══ Data excerpts

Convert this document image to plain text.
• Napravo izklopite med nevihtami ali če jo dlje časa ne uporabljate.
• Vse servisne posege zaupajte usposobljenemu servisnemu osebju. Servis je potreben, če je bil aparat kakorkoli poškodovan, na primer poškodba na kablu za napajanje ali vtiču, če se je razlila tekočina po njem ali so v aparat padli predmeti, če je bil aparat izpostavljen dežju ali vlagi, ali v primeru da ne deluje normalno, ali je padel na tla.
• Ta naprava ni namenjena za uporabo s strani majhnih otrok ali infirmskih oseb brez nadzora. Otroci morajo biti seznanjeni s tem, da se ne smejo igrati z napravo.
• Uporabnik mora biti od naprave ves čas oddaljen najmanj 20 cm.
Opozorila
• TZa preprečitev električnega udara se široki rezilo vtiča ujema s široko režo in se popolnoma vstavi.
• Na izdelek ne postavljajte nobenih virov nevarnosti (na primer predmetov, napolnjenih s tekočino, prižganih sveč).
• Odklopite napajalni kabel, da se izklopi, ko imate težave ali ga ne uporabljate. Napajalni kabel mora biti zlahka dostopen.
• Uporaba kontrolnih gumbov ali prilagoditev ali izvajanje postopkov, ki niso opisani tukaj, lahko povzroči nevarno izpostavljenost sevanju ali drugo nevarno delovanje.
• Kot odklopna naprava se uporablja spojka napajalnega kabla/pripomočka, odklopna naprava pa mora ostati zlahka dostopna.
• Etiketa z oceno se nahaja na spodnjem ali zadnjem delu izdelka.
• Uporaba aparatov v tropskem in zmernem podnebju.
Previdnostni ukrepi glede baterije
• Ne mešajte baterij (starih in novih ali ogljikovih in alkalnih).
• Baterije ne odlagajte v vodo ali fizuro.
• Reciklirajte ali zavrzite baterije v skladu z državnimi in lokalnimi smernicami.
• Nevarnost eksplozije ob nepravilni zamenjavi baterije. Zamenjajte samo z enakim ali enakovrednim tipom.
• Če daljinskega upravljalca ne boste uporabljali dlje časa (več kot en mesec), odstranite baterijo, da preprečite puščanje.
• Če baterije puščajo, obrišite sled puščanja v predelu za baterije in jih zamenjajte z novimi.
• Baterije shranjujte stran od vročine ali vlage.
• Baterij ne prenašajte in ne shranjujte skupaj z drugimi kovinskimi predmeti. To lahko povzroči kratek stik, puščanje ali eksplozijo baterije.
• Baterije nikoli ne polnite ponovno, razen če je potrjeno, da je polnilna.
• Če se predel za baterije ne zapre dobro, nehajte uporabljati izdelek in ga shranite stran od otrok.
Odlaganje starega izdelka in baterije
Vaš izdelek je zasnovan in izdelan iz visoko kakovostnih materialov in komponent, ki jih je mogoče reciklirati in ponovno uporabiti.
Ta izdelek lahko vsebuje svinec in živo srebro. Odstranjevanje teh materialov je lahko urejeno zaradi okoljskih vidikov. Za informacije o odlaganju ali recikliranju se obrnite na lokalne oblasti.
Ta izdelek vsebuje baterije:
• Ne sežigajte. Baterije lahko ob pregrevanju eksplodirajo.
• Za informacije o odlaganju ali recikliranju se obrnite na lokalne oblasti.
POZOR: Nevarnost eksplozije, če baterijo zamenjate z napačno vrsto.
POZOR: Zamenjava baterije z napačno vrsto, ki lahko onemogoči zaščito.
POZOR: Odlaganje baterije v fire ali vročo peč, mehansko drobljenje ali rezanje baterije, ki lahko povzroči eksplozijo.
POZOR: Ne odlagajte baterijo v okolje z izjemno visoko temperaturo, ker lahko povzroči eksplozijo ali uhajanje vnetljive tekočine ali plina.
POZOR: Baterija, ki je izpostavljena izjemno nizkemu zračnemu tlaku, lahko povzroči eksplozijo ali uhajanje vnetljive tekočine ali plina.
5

════

Do this | Copy whichever lines in the listing above contain the word "vrsto".

Written response |
POZOR: Nevarnost eksplozije, če baterijo zamenjate z napačno vrsto.
POZOR: Zamenjava baterije z napačno vrsto, ki lahko onemogoči zaščito.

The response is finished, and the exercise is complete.